— BEGIN Dataset entries —

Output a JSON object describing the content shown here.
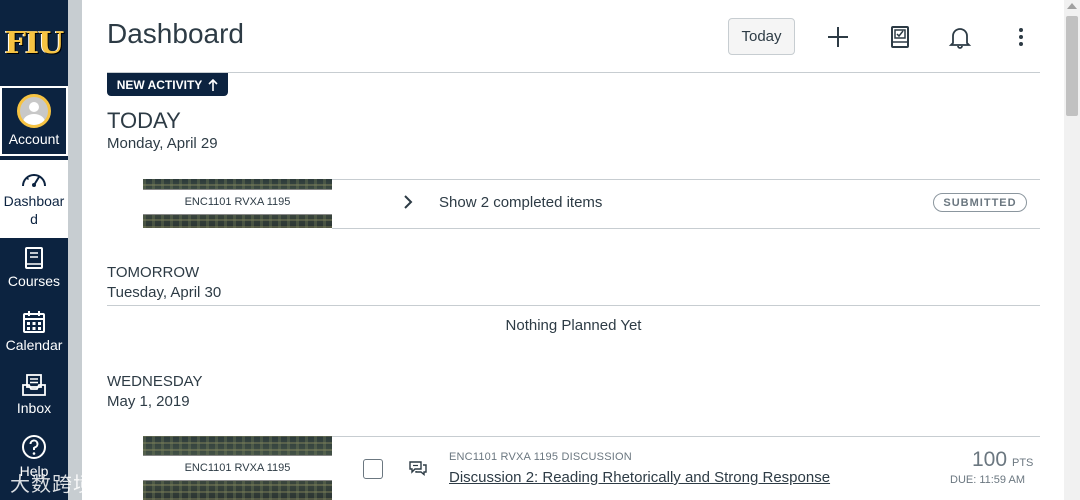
{
  "nav": {
    "logo": "FIU",
    "account_label": "Account",
    "dashboard_label": "Dashboar\nd",
    "courses_label": "Courses",
    "calendar_label": "Calendar",
    "inbox_label": "Inbox",
    "help_label": "Help"
  },
  "header": {
    "title": "Dashboard",
    "today_button": "Today",
    "icons": [
      "plus-icon",
      "todo-list-icon",
      "bell-icon",
      "more-vertical-icon"
    ]
  },
  "new_activity": {
    "label": "NEW ACTIVITY"
  },
  "days": {
    "today": {
      "label": "TODAY",
      "date": "Monday, April 29",
      "course": "ENC1101 RVXA 1195",
      "completed_link": "Show 2 completed items",
      "status": "SUBMITTED"
    },
    "tomorrow": {
      "label": "TOMORROW",
      "date": "Tuesday, April 30",
      "empty": "Nothing Planned Yet"
    },
    "wednesday": {
      "label": "WEDNESDAY",
      "date": "May 1, 2019",
      "course": "ENC1101 RVXA 1195",
      "item": {
        "context": "ENC1101 RVXA 1195 DISCUSSION",
        "title": "Discussion 2: Reading Rhetorically and Strong Response",
        "points": "100",
        "points_unit": "PTS",
        "due": "DUE: 11:59 AM"
      }
    }
  },
  "watermark": "大数跨境",
  "colors": {
    "nav_bg": "#0c2340",
    "accent_gold": "#f6c342",
    "text": "#2d3b45",
    "muted": "#6b7780"
  }
}
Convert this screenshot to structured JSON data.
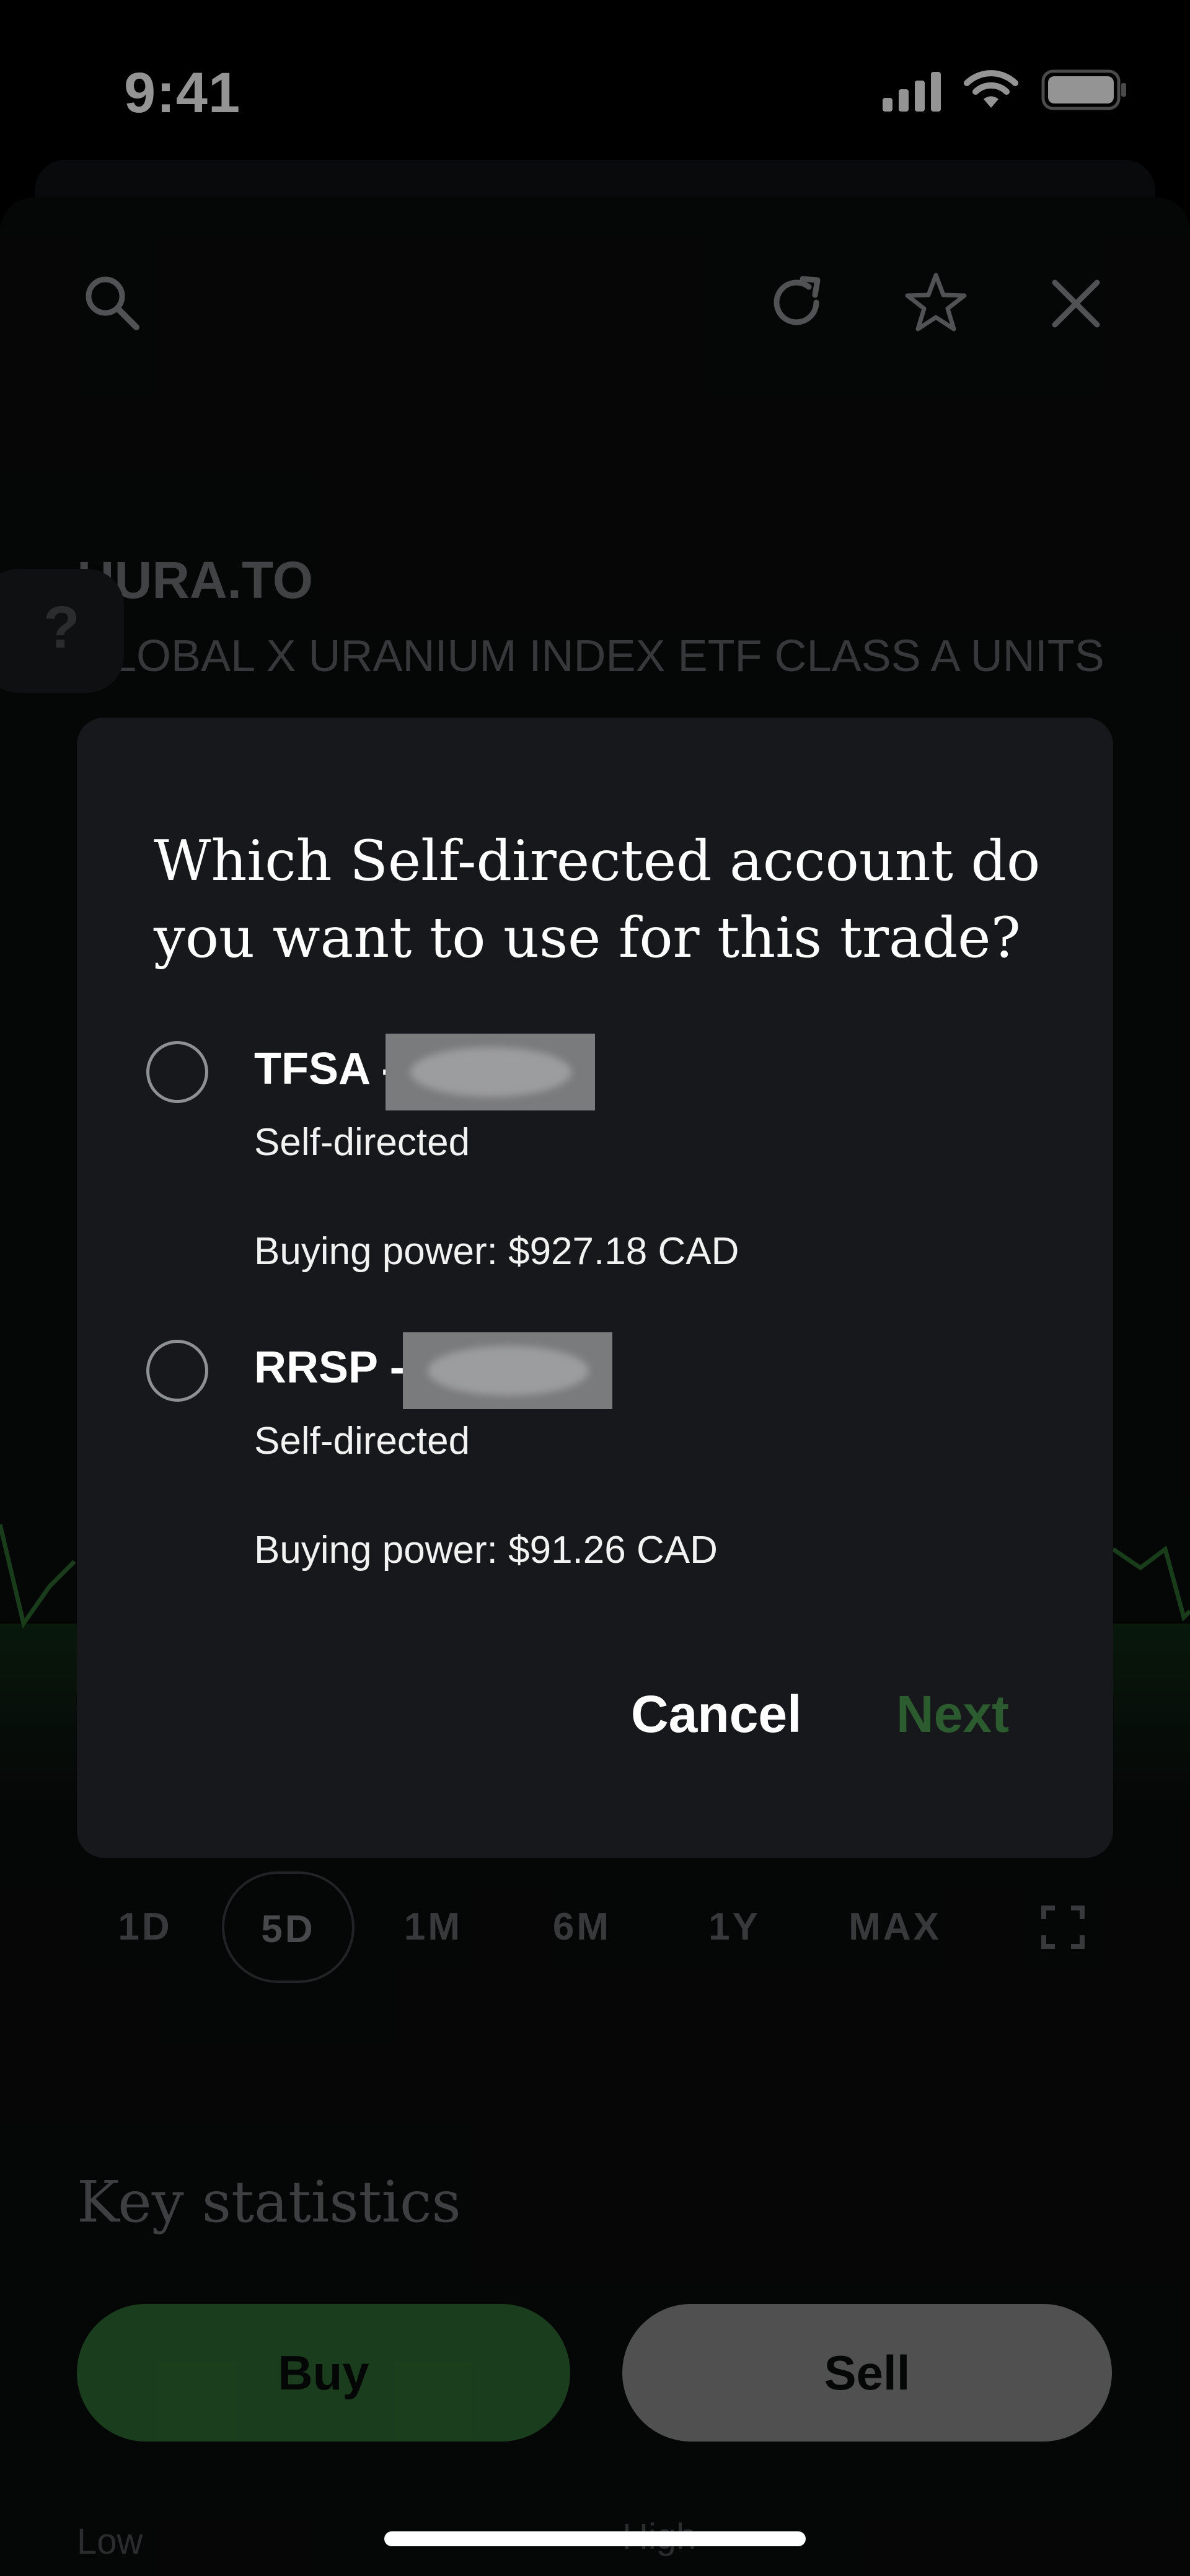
{
  "status_bar": {
    "time": "9:41"
  },
  "toolbar": {
    "icons": [
      "search-icon",
      "refresh-icon",
      "star-icon",
      "close-icon"
    ]
  },
  "security": {
    "ticker": "HURA.TO",
    "name": "GLOBAL X URANIUM INDEX ETF CLASS A UNITS"
  },
  "help_tab": {
    "label": "?"
  },
  "time_ranges": {
    "items": [
      "1D",
      "5D",
      "1M",
      "6M",
      "1Y",
      "MAX"
    ],
    "selected": "5D"
  },
  "key_statistics": {
    "title": "Key statistics",
    "low_label": "Low",
    "high_label": "High"
  },
  "actions": {
    "buy": "Buy",
    "sell": "Sell"
  },
  "dialog": {
    "title": "Which Self-directed account do you want to use for this trade?",
    "accounts": [
      {
        "name": "TFSA -",
        "type": "Self-directed",
        "buying_power": "Buying power: $927.18 CAD"
      },
      {
        "name": "RRSP -",
        "type": "Self-directed",
        "buying_power": "Buying power: $91.26 CAD"
      }
    ],
    "cancel_label": "Cancel",
    "next_label": "Next"
  },
  "colors": {
    "accent_green": "#2e6a32",
    "next_disabled": "#2b5b2e",
    "dialog_bg": "#17181b",
    "sell_gray": "#8a8a8a"
  }
}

— END Dataset entries —

Pictures are excluded; copy every other part of the records exactly.

■ **Response below**
Output a JSON object describing the content shown here.
{
  "nav": {
    "logo": "FIU",
    "account_label": "Account",
    "dashboard_label": "Dashboar\nd",
    "courses_label": "Courses",
    "calendar_label": "Calendar",
    "inbox_label": "Inbox",
    "help_label": "Help"
  },
  "header": {
    "title": "Dashboard",
    "today_button": "Today",
    "icons": [
      "plus-icon",
      "todo-list-icon",
      "bell-icon",
      "more-vertical-icon"
    ]
  },
  "new_activity": {
    "label": "NEW ACTIVITY"
  },
  "days": {
    "today": {
      "label": "TODAY",
      "date": "Monday, April 29",
      "course": "ENC1101 RVXA 1195",
      "completed_link": "Show 2 completed items",
      "status": "SUBMITTED"
    },
    "tomorrow": {
      "label": "TOMORROW",
      "date": "Tuesday, April 30",
      "empty": "Nothing Planned Yet"
    },
    "wednesday": {
      "label": "WEDNESDAY",
      "date": "May 1, 2019",
      "course": "ENC1101 RVXA 1195",
      "item": {
        "context": "ENC1101 RVXA 1195 DISCUSSION",
        "title": "Discussion 2: Reading Rhetorically and Strong Response",
        "points": "100",
        "points_unit": "PTS",
        "due": "DUE: 11:59 AM"
      }
    }
  },
  "watermark": "大数跨境",
  "colors": {
    "nav_bg": "#0c2340",
    "accent_gold": "#f6c342",
    "text": "#2d3b45",
    "muted": "#6b7780"
  }
}
Convert this screenshot to structured JSON data.
{
  "status_bar": {
    "time": "9:41"
  },
  "toolbar": {
    "icons": [
      "search-icon",
      "refresh-icon",
      "star-icon",
      "close-icon"
    ]
  },
  "security": {
    "ticker": "HURA.TO",
    "name": "GLOBAL X URANIUM INDEX ETF CLASS A UNITS"
  },
  "help_tab": {
    "label": "?"
  },
  "time_ranges": {
    "items": [
      "1D",
      "5D",
      "1M",
      "6M",
      "1Y",
      "MAX"
    ],
    "selected": "5D"
  },
  "key_statistics": {
    "title": "Key statistics",
    "low_label": "Low",
    "high_label": "High"
  },
  "actions": {
    "buy": "Buy",
    "sell": "Sell"
  },
  "dialog": {
    "title": "Which Self-directed account do you want to use for this trade?",
    "accounts": [
      {
        "name": "TFSA -",
        "type": "Self-directed",
        "buying_power": "Buying power: $927.18 CAD"
      },
      {
        "name": "RRSP -",
        "type": "Self-directed",
        "buying_power": "Buying power: $91.26 CAD"
      }
    ],
    "cancel_label": "Cancel",
    "next_label": "Next"
  },
  "colors": {
    "accent_green": "#2e6a32",
    "next_disabled": "#2b5b2e",
    "dialog_bg": "#17181b",
    "sell_gray": "#8a8a8a"
  }
}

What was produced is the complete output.